╭─ RECORDS FOR THIS TASK

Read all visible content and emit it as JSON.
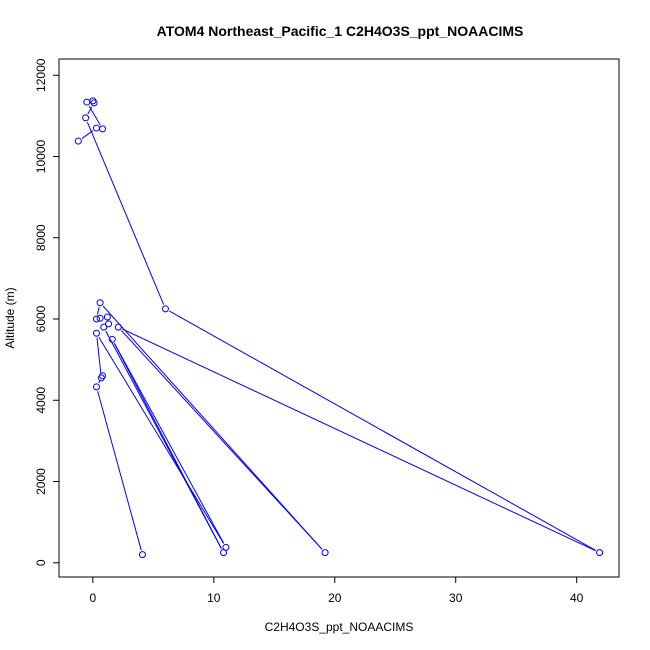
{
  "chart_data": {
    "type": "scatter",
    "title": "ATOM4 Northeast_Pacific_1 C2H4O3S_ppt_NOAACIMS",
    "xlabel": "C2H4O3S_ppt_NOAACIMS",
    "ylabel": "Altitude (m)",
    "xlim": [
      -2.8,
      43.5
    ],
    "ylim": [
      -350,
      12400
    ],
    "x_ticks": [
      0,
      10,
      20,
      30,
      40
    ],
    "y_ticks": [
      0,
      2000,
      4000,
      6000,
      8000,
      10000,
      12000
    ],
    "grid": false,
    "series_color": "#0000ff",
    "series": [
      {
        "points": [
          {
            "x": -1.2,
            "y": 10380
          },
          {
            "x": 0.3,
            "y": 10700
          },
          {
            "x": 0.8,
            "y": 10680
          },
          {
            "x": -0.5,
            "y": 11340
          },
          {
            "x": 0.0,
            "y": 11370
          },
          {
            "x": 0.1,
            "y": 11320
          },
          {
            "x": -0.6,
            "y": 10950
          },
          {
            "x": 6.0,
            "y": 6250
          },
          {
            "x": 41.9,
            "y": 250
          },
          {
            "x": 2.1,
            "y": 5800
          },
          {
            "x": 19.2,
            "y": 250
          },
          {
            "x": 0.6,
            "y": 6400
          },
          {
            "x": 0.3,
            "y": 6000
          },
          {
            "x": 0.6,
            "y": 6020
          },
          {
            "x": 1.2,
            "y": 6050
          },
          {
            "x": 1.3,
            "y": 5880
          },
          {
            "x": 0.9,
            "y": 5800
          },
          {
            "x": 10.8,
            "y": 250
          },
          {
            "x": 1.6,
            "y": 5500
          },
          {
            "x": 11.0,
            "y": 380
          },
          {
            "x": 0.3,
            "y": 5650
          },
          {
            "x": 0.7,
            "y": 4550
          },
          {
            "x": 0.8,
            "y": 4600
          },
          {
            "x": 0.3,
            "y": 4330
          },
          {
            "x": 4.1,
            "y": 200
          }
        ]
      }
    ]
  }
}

╰─

▶ [YOUR GOAL]: Reproduce each entry verbatim, excluding any embedded images.

▶ [EXPECTED OUTPUT]:
Read all visible content and emit it as JSON.
{
  "chart_data": {
    "type": "scatter",
    "title": "ATOM4 Northeast_Pacific_1 C2H4O3S_ppt_NOAACIMS",
    "xlabel": "C2H4O3S_ppt_NOAACIMS",
    "ylabel": "Altitude (m)",
    "xlim": [
      -2.8,
      43.5
    ],
    "ylim": [
      -350,
      12400
    ],
    "x_ticks": [
      0,
      10,
      20,
      30,
      40
    ],
    "y_ticks": [
      0,
      2000,
      4000,
      6000,
      8000,
      10000,
      12000
    ],
    "grid": false,
    "series_color": "#0000ff",
    "series": [
      {
        "points": [
          {
            "x": -1.2,
            "y": 10380
          },
          {
            "x": 0.3,
            "y": 10700
          },
          {
            "x": 0.8,
            "y": 10680
          },
          {
            "x": -0.5,
            "y": 11340
          },
          {
            "x": 0.0,
            "y": 11370
          },
          {
            "x": 0.1,
            "y": 11320
          },
          {
            "x": -0.6,
            "y": 10950
          },
          {
            "x": 6.0,
            "y": 6250
          },
          {
            "x": 41.9,
            "y": 250
          },
          {
            "x": 2.1,
            "y": 5800
          },
          {
            "x": 19.2,
            "y": 250
          },
          {
            "x": 0.6,
            "y": 6400
          },
          {
            "x": 0.3,
            "y": 6000
          },
          {
            "x": 0.6,
            "y": 6020
          },
          {
            "x": 1.2,
            "y": 6050
          },
          {
            "x": 1.3,
            "y": 5880
          },
          {
            "x": 0.9,
            "y": 5800
          },
          {
            "x": 10.8,
            "y": 250
          },
          {
            "x": 1.6,
            "y": 5500
          },
          {
            "x": 11.0,
            "y": 380
          },
          {
            "x": 0.3,
            "y": 5650
          },
          {
            "x": 0.7,
            "y": 4550
          },
          {
            "x": 0.8,
            "y": 4600
          },
          {
            "x": 0.3,
            "y": 4330
          },
          {
            "x": 4.1,
            "y": 200
          }
        ]
      }
    ]
  }
}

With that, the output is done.